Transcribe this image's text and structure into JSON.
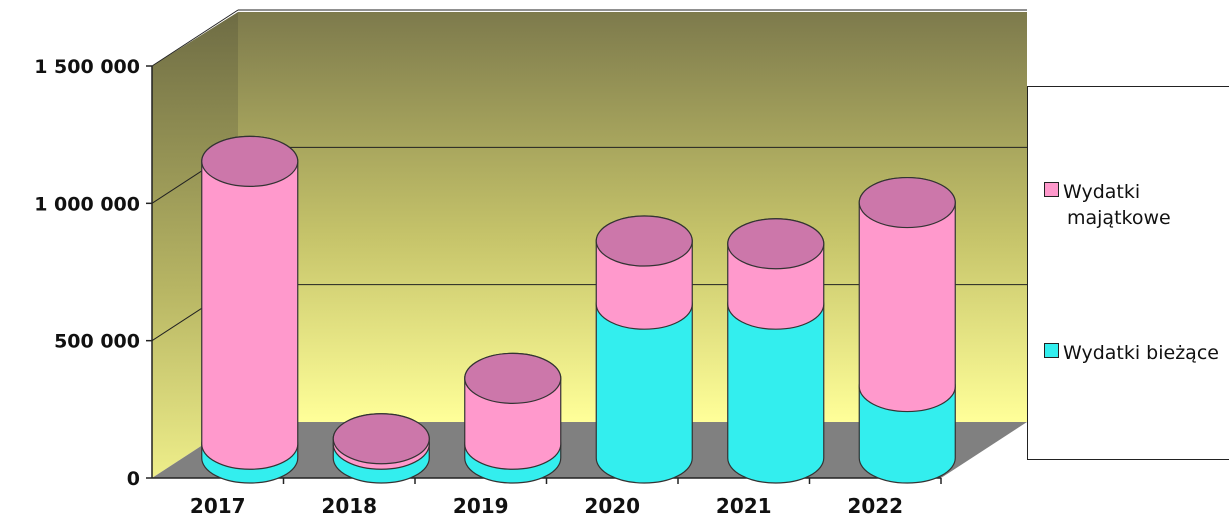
{
  "chart_data": {
    "type": "bar",
    "categories": [
      "2017",
      "2018",
      "2019",
      "2020",
      "2021",
      "2022"
    ],
    "series": [
      {
        "name": "Wydatki bieżące",
        "values": [
          50000,
          50000,
          50000,
          560000,
          560000,
          260000
        ],
        "color": "#33eeee"
      },
      {
        "name": "Wydatki majątkowe",
        "values": [
          1030000,
          20000,
          240000,
          230000,
          220000,
          670000
        ],
        "color": "#ff99cc"
      }
    ],
    "stacked": true,
    "ylim": [
      0,
      1500000
    ],
    "yticks": [
      "0",
      "500 000",
      "1 000 000",
      "1 500 000"
    ],
    "ytick_values": [
      0,
      500000,
      1000000,
      1500000
    ],
    "title": "",
    "xlabel": "",
    "ylabel": "",
    "grid": true,
    "legend_position": "right",
    "style": "3d-cylinder",
    "colors": {
      "floor": "#808080",
      "wall_top": "#7d7a4c",
      "wall_bottom": "#ffff99"
    }
  },
  "legend": {
    "items": [
      {
        "label_line1": "Wydatki",
        "label_line2": "majątkowe",
        "color": "#ff99cc"
      },
      {
        "label_line1": "Wydatki bieżące",
        "color": "#33eeee"
      }
    ]
  }
}
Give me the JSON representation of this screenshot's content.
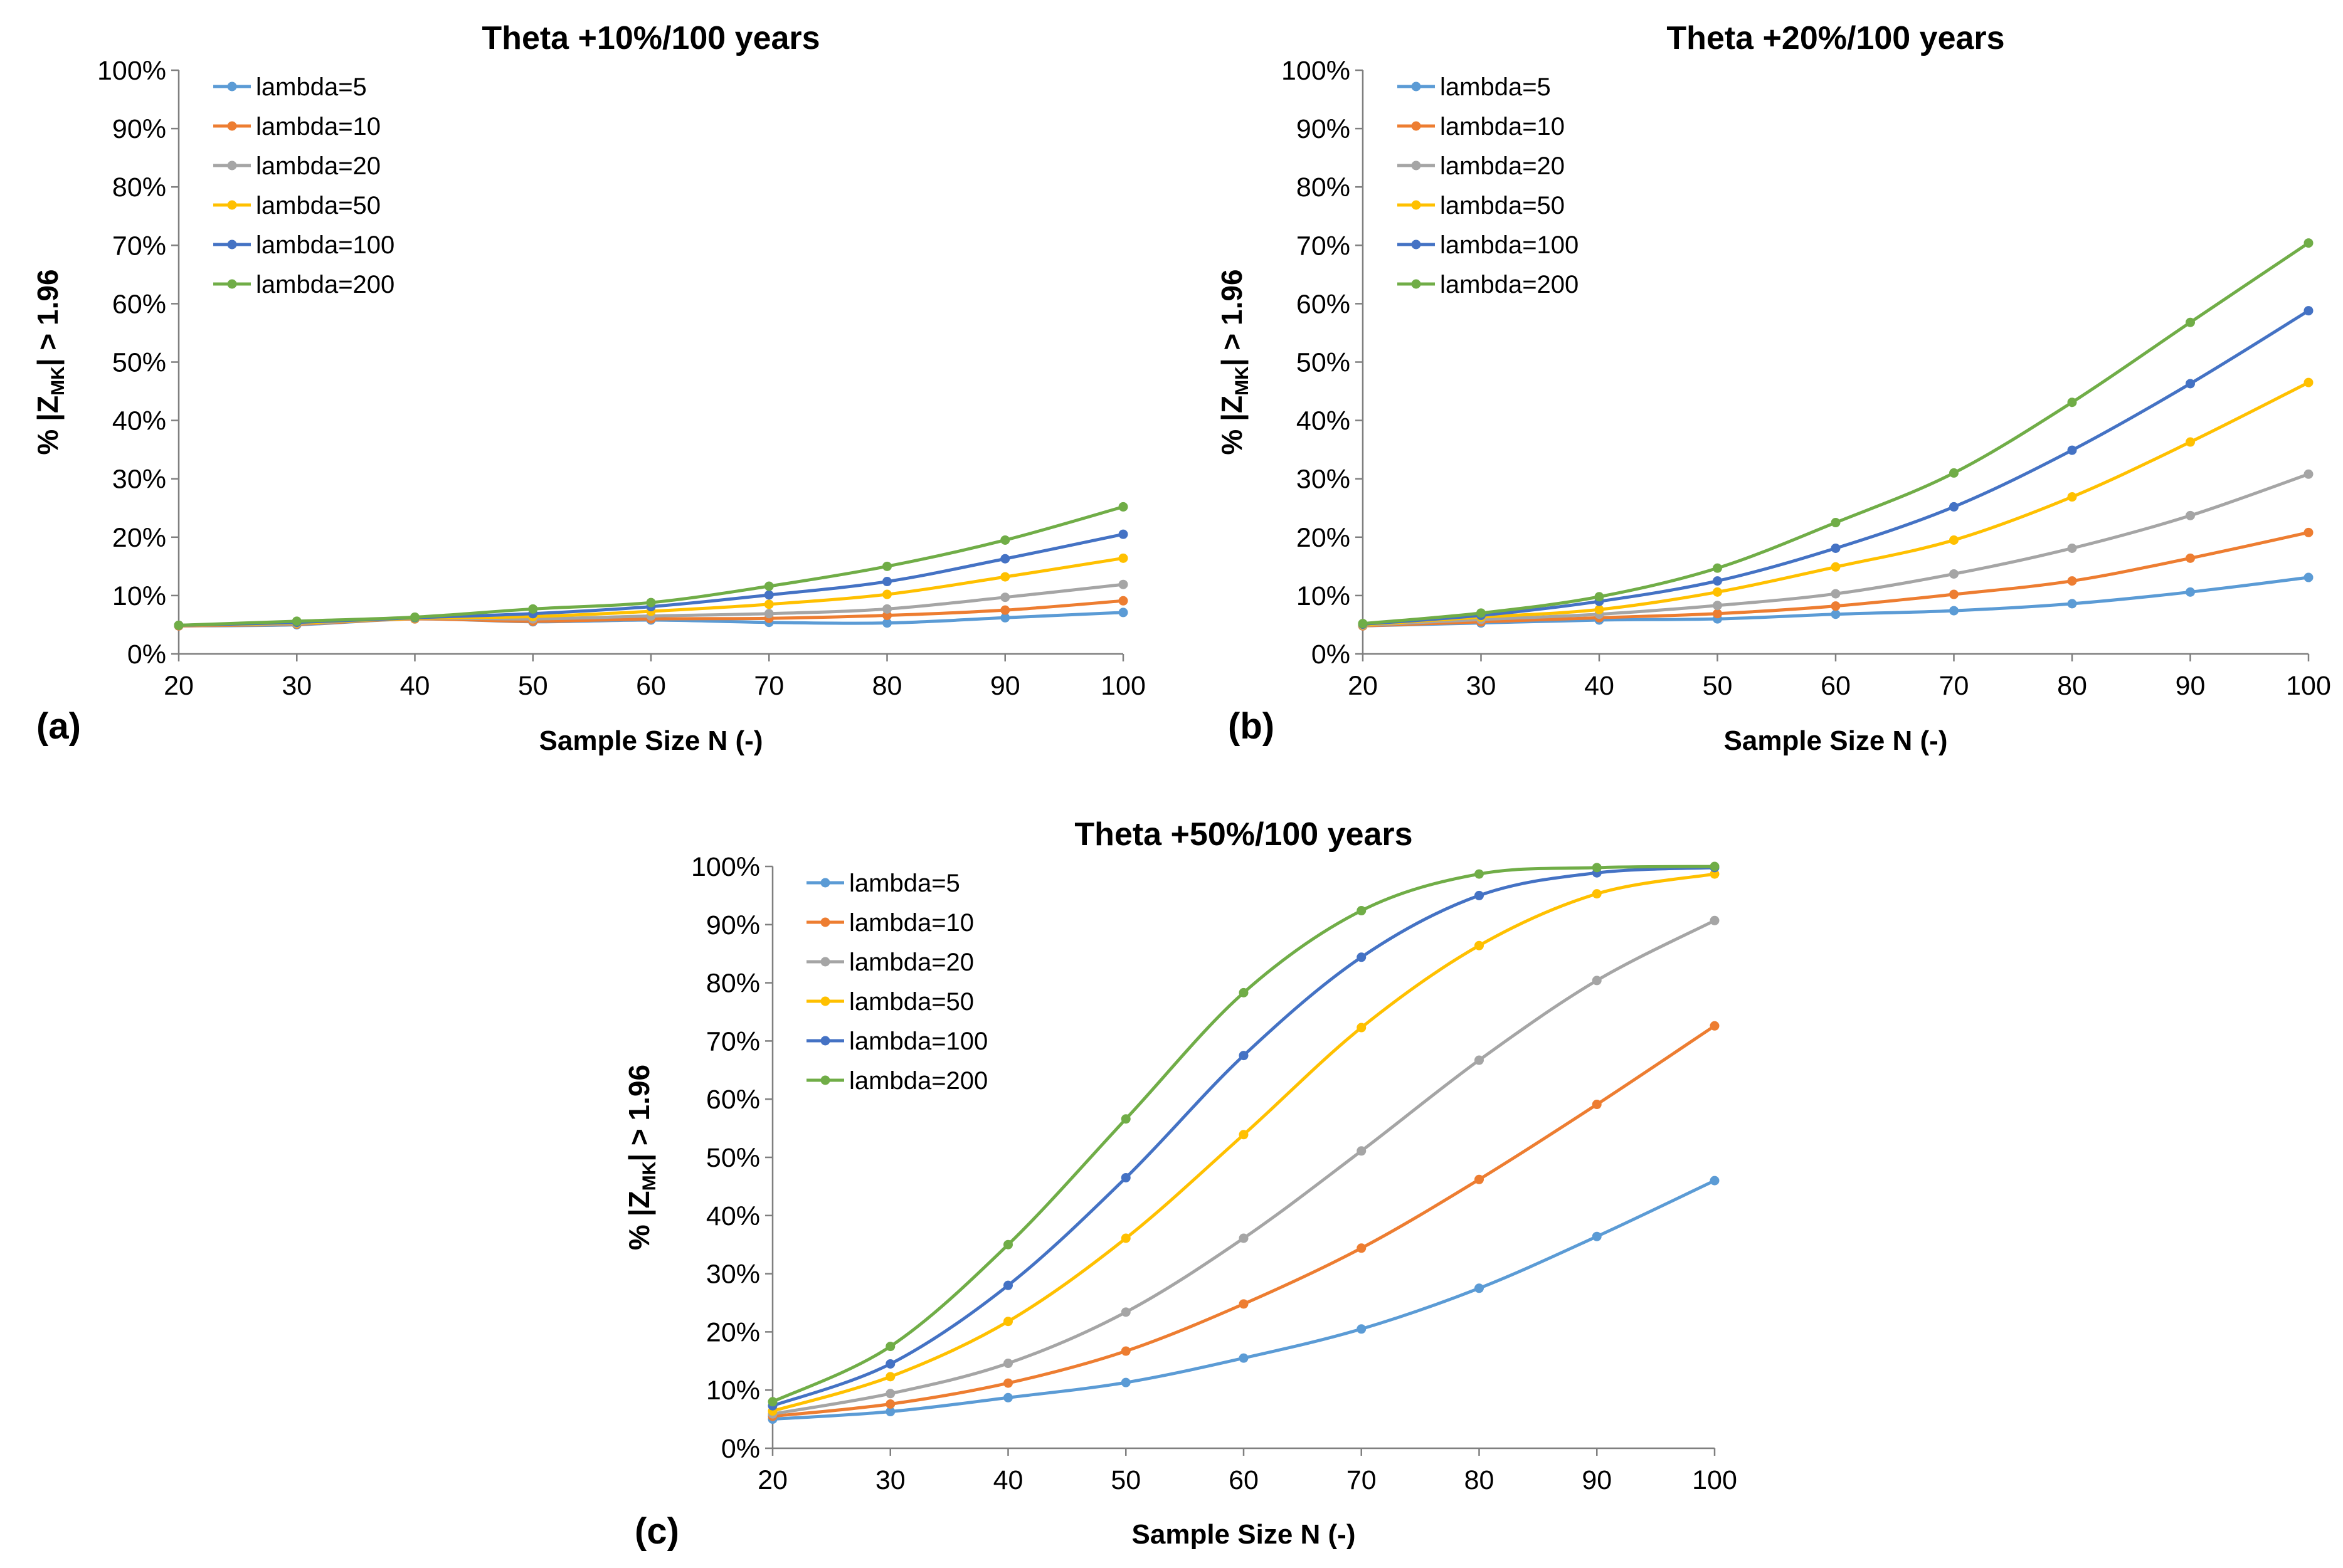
{
  "chart_data": [
    {
      "type": "line",
      "panel": "(a)",
      "title": "Theta +10%/100 years",
      "xlabel": "Sample Size N (-)",
      "ylabel": "% |Z_MK| > 1.96",
      "ylabel_parts": {
        "main": "% |Z",
        "sub": "MK",
        "end": "| > 1.96"
      },
      "x": [
        20,
        30,
        40,
        50,
        60,
        70,
        80,
        90,
        100
      ],
      "xlim": [
        20,
        100
      ],
      "ylim": [
        0,
        100
      ],
      "xticks": [
        "20",
        "30",
        "40",
        "50",
        "60",
        "70",
        "80",
        "90",
        "100"
      ],
      "yticks": [
        "0%",
        "10%",
        "20%",
        "30%",
        "40%",
        "50%",
        "60%",
        "70%",
        "80%",
        "90%",
        "100%"
      ],
      "grid": false,
      "legend": "top-left",
      "series": [
        {
          "name": "lambda=5",
          "color": "#5B9BD5",
          "values": [
            4.8,
            5.0,
            6.0,
            5.5,
            5.8,
            5.4,
            5.3,
            6.2,
            7.1
          ]
        },
        {
          "name": "lambda=10",
          "color": "#ED7D31",
          "values": [
            4.8,
            5.1,
            6.0,
            5.6,
            6.0,
            6.1,
            6.6,
            7.5,
            9.1
          ]
        },
        {
          "name": "lambda=20",
          "color": "#A5A5A5",
          "values": [
            4.9,
            5.2,
            6.1,
            6.0,
            6.5,
            6.9,
            7.7,
            9.7,
            11.9
          ]
        },
        {
          "name": "lambda=50",
          "color": "#FFC000",
          "values": [
            4.9,
            5.3,
            6.1,
            6.4,
            7.3,
            8.5,
            10.2,
            13.2,
            16.4
          ]
        },
        {
          "name": "lambda=100",
          "color": "#4472C4",
          "values": [
            4.9,
            5.4,
            6.2,
            6.9,
            8.1,
            10.1,
            12.4,
            16.3,
            20.5
          ]
        },
        {
          "name": "lambda=200",
          "color": "#70AD47",
          "values": [
            4.9,
            5.6,
            6.3,
            7.7,
            8.8,
            11.6,
            15.0,
            19.5,
            25.2
          ]
        }
      ]
    },
    {
      "type": "line",
      "panel": "(b)",
      "title": "Theta +20%/100 years",
      "xlabel": "Sample Size N (-)",
      "ylabel": "% |Z_MK| > 1.96",
      "ylabel_parts": {
        "main": "% |Z",
        "sub": "MK",
        "end": "| > 1.96"
      },
      "x": [
        20,
        30,
        40,
        50,
        60,
        70,
        80,
        90,
        100
      ],
      "xlim": [
        20,
        100
      ],
      "ylim": [
        0,
        100
      ],
      "xticks": [
        "20",
        "30",
        "40",
        "50",
        "60",
        "70",
        "80",
        "90",
        "100"
      ],
      "yticks": [
        "0%",
        "10%",
        "20%",
        "30%",
        "40%",
        "50%",
        "60%",
        "70%",
        "80%",
        "90%",
        "100%"
      ],
      "grid": false,
      "legend": "top-left",
      "series": [
        {
          "name": "lambda=5",
          "color": "#5B9BD5",
          "values": [
            4.8,
            5.3,
            5.8,
            6.0,
            6.8,
            7.4,
            8.6,
            10.6,
            13.1
          ]
        },
        {
          "name": "lambda=10",
          "color": "#ED7D31",
          "values": [
            4.8,
            5.5,
            6.2,
            6.9,
            8.2,
            10.2,
            12.5,
            16.4,
            20.8
          ]
        },
        {
          "name": "lambda=20",
          "color": "#A5A5A5",
          "values": [
            4.9,
            5.9,
            6.8,
            8.3,
            10.3,
            13.7,
            18.1,
            23.7,
            30.8
          ]
        },
        {
          "name": "lambda=50",
          "color": "#FFC000",
          "values": [
            5.0,
            6.3,
            7.6,
            10.6,
            14.9,
            19.5,
            26.9,
            36.3,
            46.5
          ]
        },
        {
          "name": "lambda=100",
          "color": "#4472C4",
          "values": [
            5.1,
            6.6,
            9.0,
            12.5,
            18.1,
            25.2,
            34.9,
            46.3,
            58.8
          ]
        },
        {
          "name": "lambda=200",
          "color": "#70AD47",
          "values": [
            5.2,
            7.0,
            9.8,
            14.7,
            22.5,
            31.0,
            43.1,
            56.8,
            70.4
          ]
        }
      ]
    },
    {
      "type": "line",
      "panel": "(c)",
      "title": "Theta +50%/100 years",
      "xlabel": "Sample Size N (-)",
      "ylabel": "% |Z_MK| > 1.96",
      "ylabel_parts": {
        "main": "% |Z",
        "sub": "MK",
        "end": "| > 1.96"
      },
      "x": [
        20,
        30,
        40,
        50,
        60,
        70,
        80,
        90,
        100
      ],
      "xlim": [
        20,
        100
      ],
      "ylim": [
        0,
        100
      ],
      "xticks": [
        "20",
        "30",
        "40",
        "50",
        "60",
        "70",
        "80",
        "90",
        "100"
      ],
      "yticks": [
        "0%",
        "10%",
        "20%",
        "30%",
        "40%",
        "50%",
        "60%",
        "70%",
        "80%",
        "90%",
        "100%"
      ],
      "grid": false,
      "legend": "top-left",
      "series": [
        {
          "name": "lambda=5",
          "color": "#5B9BD5",
          "values": [
            5.0,
            6.3,
            8.7,
            11.3,
            15.5,
            20.5,
            27.5,
            36.4,
            46.0
          ]
        },
        {
          "name": "lambda=10",
          "color": "#ED7D31",
          "values": [
            5.5,
            7.6,
            11.2,
            16.7,
            24.8,
            34.4,
            46.2,
            59.1,
            72.6
          ]
        },
        {
          "name": "lambda=20",
          "color": "#A5A5A5",
          "values": [
            5.9,
            9.4,
            14.6,
            23.4,
            36.1,
            51.1,
            66.7,
            80.4,
            90.7
          ]
        },
        {
          "name": "lambda=50",
          "color": "#FFC000",
          "values": [
            6.4,
            12.3,
            21.8,
            36.1,
            53.9,
            72.3,
            86.4,
            95.3,
            98.7
          ]
        },
        {
          "name": "lambda=100",
          "color": "#4472C4",
          "values": [
            7.3,
            14.5,
            28.0,
            46.5,
            67.5,
            84.4,
            95.0,
            98.9,
            99.8
          ]
        },
        {
          "name": "lambda=200",
          "color": "#70AD47",
          "values": [
            8.0,
            17.5,
            35.0,
            56.6,
            78.3,
            92.4,
            98.7,
            99.8,
            100.0
          ]
        }
      ]
    }
  ]
}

^^^^^^^^

What is being asked
Transcribe all of the records above character for character. Exclude the pictures.

Finished exercise
Transcribe this image's text and structure into JSON.
{
  "chart_data": {
    "type": "bar",
    "categories": [
      "2017",
      "2018",
      "2019",
      "2020",
      "2021",
      "2022"
    ],
    "series": [
      {
        "name": "Wydatki bieżące",
        "values": [
          50000,
          50000,
          50000,
          560000,
          560000,
          260000
        ],
        "color": "#33eeee"
      },
      {
        "name": "Wydatki majątkowe",
        "values": [
          1030000,
          20000,
          240000,
          230000,
          220000,
          670000
        ],
        "color": "#ff99cc"
      }
    ],
    "stacked": true,
    "ylim": [
      0,
      1500000
    ],
    "yticks": [
      "0",
      "500 000",
      "1 000 000",
      "1 500 000"
    ],
    "ytick_values": [
      0,
      500000,
      1000000,
      1500000
    ],
    "title": "",
    "xlabel": "",
    "ylabel": "",
    "grid": true,
    "legend_position": "right",
    "style": "3d-cylinder",
    "colors": {
      "floor": "#808080",
      "wall_top": "#7d7a4c",
      "wall_bottom": "#ffff99"
    }
  },
  "legend": {
    "items": [
      {
        "label_line1": "Wydatki",
        "label_line2": "majątkowe",
        "color": "#ff99cc"
      },
      {
        "label_line1": "Wydatki bieżące",
        "color": "#33eeee"
      }
    ]
  }
}
Give me the JSON representation of this screenshot's content.
{
  "chart_data": [
    {
      "type": "line",
      "panel": "(a)",
      "title": "Theta +10%/100 years",
      "xlabel": "Sample Size N (-)",
      "ylabel": "% |Z_MK| > 1.96",
      "ylabel_parts": {
        "main": "% |Z",
        "sub": "MK",
        "end": "| > 1.96"
      },
      "x": [
        20,
        30,
        40,
        50,
        60,
        70,
        80,
        90,
        100
      ],
      "xlim": [
        20,
        100
      ],
      "ylim": [
        0,
        100
      ],
      "xticks": [
        "20",
        "30",
        "40",
        "50",
        "60",
        "70",
        "80",
        "90",
        "100"
      ],
      "yticks": [
        "0%",
        "10%",
        "20%",
        "30%",
        "40%",
        "50%",
        "60%",
        "70%",
        "80%",
        "90%",
        "100%"
      ],
      "grid": false,
      "legend": "top-left",
      "series": [
        {
          "name": "lambda=5",
          "color": "#5B9BD5",
          "values": [
            4.8,
            5.0,
            6.0,
            5.5,
            5.8,
            5.4,
            5.3,
            6.2,
            7.1
          ]
        },
        {
          "name": "lambda=10",
          "color": "#ED7D31",
          "values": [
            4.8,
            5.1,
            6.0,
            5.6,
            6.0,
            6.1,
            6.6,
            7.5,
            9.1
          ]
        },
        {
          "name": "lambda=20",
          "color": "#A5A5A5",
          "values": [
            4.9,
            5.2,
            6.1,
            6.0,
            6.5,
            6.9,
            7.7,
            9.7,
            11.9
          ]
        },
        {
          "name": "lambda=50",
          "color": "#FFC000",
          "values": [
            4.9,
            5.3,
            6.1,
            6.4,
            7.3,
            8.5,
            10.2,
            13.2,
            16.4
          ]
        },
        {
          "name": "lambda=100",
          "color": "#4472C4",
          "values": [
            4.9,
            5.4,
            6.2,
            6.9,
            8.1,
            10.1,
            12.4,
            16.3,
            20.5
          ]
        },
        {
          "name": "lambda=200",
          "color": "#70AD47",
          "values": [
            4.9,
            5.6,
            6.3,
            7.7,
            8.8,
            11.6,
            15.0,
            19.5,
            25.2
          ]
        }
      ]
    },
    {
      "type": "line",
      "panel": "(b)",
      "title": "Theta +20%/100 years",
      "xlabel": "Sample Size N (-)",
      "ylabel": "% |Z_MK| > 1.96",
      "ylabel_parts": {
        "main": "% |Z",
        "sub": "MK",
        "end": "| > 1.96"
      },
      "x": [
        20,
        30,
        40,
        50,
        60,
        70,
        80,
        90,
        100
      ],
      "xlim": [
        20,
        100
      ],
      "ylim": [
        0,
        100
      ],
      "xticks": [
        "20",
        "30",
        "40",
        "50",
        "60",
        "70",
        "80",
        "90",
        "100"
      ],
      "yticks": [
        "0%",
        "10%",
        "20%",
        "30%",
        "40%",
        "50%",
        "60%",
        "70%",
        "80%",
        "90%",
        "100%"
      ],
      "grid": false,
      "legend": "top-left",
      "series": [
        {
          "name": "lambda=5",
          "color": "#5B9BD5",
          "values": [
            4.8,
            5.3,
            5.8,
            6.0,
            6.8,
            7.4,
            8.6,
            10.6,
            13.1
          ]
        },
        {
          "name": "lambda=10",
          "color": "#ED7D31",
          "values": [
            4.8,
            5.5,
            6.2,
            6.9,
            8.2,
            10.2,
            12.5,
            16.4,
            20.8
          ]
        },
        {
          "name": "lambda=20",
          "color": "#A5A5A5",
          "values": [
            4.9,
            5.9,
            6.8,
            8.3,
            10.3,
            13.7,
            18.1,
            23.7,
            30.8
          ]
        },
        {
          "name": "lambda=50",
          "color": "#FFC000",
          "values": [
            5.0,
            6.3,
            7.6,
            10.6,
            14.9,
            19.5,
            26.9,
            36.3,
            46.5
          ]
        },
        {
          "name": "lambda=100",
          "color": "#4472C4",
          "values": [
            5.1,
            6.6,
            9.0,
            12.5,
            18.1,
            25.2,
            34.9,
            46.3,
            58.8
          ]
        },
        {
          "name": "lambda=200",
          "color": "#70AD47",
          "values": [
            5.2,
            7.0,
            9.8,
            14.7,
            22.5,
            31.0,
            43.1,
            56.8,
            70.4
          ]
        }
      ]
    },
    {
      "type": "line",
      "panel": "(c)",
      "title": "Theta +50%/100 years",
      "xlabel": "Sample Size N (-)",
      "ylabel": "% |Z_MK| > 1.96",
      "ylabel_parts": {
        "main": "% |Z",
        "sub": "MK",
        "end": "| > 1.96"
      },
      "x": [
        20,
        30,
        40,
        50,
        60,
        70,
        80,
        90,
        100
      ],
      "xlim": [
        20,
        100
      ],
      "ylim": [
        0,
        100
      ],
      "xticks": [
        "20",
        "30",
        "40",
        "50",
        "60",
        "70",
        "80",
        "90",
        "100"
      ],
      "yticks": [
        "0%",
        "10%",
        "20%",
        "30%",
        "40%",
        "50%",
        "60%",
        "70%",
        "80%",
        "90%",
        "100%"
      ],
      "grid": false,
      "legend": "top-left",
      "series": [
        {
          "name": "lambda=5",
          "color": "#5B9BD5",
          "values": [
            5.0,
            6.3,
            8.7,
            11.3,
            15.5,
            20.5,
            27.5,
            36.4,
            46.0
          ]
        },
        {
          "name": "lambda=10",
          "color": "#ED7D31",
          "values": [
            5.5,
            7.6,
            11.2,
            16.7,
            24.8,
            34.4,
            46.2,
            59.1,
            72.6
          ]
        },
        {
          "name": "lambda=20",
          "color": "#A5A5A5",
          "values": [
            5.9,
            9.4,
            14.6,
            23.4,
            36.1,
            51.1,
            66.7,
            80.4,
            90.7
          ]
        },
        {
          "name": "lambda=50",
          "color": "#FFC000",
          "values": [
            6.4,
            12.3,
            21.8,
            36.1,
            53.9,
            72.3,
            86.4,
            95.3,
            98.7
          ]
        },
        {
          "name": "lambda=100",
          "color": "#4472C4",
          "values": [
            7.3,
            14.5,
            28.0,
            46.5,
            67.5,
            84.4,
            95.0,
            98.9,
            99.8
          ]
        },
        {
          "name": "lambda=200",
          "color": "#70AD47",
          "values": [
            8.0,
            17.5,
            35.0,
            56.6,
            78.3,
            92.4,
            98.7,
            99.8,
            100.0
          ]
        }
      ]
    }
  ]
}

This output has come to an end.